Exercise inputs:
------------------------
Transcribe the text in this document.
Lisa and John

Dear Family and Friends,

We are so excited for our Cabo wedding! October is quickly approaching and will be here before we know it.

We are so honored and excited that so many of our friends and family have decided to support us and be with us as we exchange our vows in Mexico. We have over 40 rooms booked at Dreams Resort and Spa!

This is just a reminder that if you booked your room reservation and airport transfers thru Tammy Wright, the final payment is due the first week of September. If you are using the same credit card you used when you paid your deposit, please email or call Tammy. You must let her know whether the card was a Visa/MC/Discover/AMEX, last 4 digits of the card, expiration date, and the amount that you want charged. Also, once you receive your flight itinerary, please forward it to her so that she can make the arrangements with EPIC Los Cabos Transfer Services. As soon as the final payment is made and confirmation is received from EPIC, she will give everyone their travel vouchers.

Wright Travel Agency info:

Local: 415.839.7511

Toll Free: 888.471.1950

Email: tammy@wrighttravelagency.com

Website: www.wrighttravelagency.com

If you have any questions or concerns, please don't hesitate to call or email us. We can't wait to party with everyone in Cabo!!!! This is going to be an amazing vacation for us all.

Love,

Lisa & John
------------------------
Return the listing above in its exact form.

Answer to the problem:
Transcribe the text in this document.
Lisa and John

Dear Family and Friends,

We are so excited for our Cabo wedding! October is quickly approaching and will be here before we know it.

We are so honored and excited that so many of our friends and family have decided to support us and be with us as we exchange our vows in Mexico. We have over 40 rooms booked at Dreams Resort and Spa!

This is just a reminder that if you booked your room reservation and airport transfers thru Tammy Wright, the final payment is due the first week of September. If you are using the same credit card you used when you paid your deposit, please email or call Tammy. You must let her know whether the card was a Visa/MC/Discover/AMEX, last 4 digits of the card, expiration date, and the amount that you want charged. Also, once you receive your flight itinerary, please forward it to her so that she can make the arrangements with EPIC Los Cabos Transfer Services. As soon as the final payment is made and confirmation is received from EPIC, she will give everyone their travel vouchers.

Wright Travel Agency info:

Local: 415.839.7511

Toll Free: 888.471.1950

Email: tammy@wrighttravelagency.com

Website: www.wrighttravelagency.com

If you have any questions or concerns, please don't hesitate to call or email us. We can't wait to party with everyone in Cabo!!!! This is going to be an amazing vacation for us all.

Love,

Lisa & John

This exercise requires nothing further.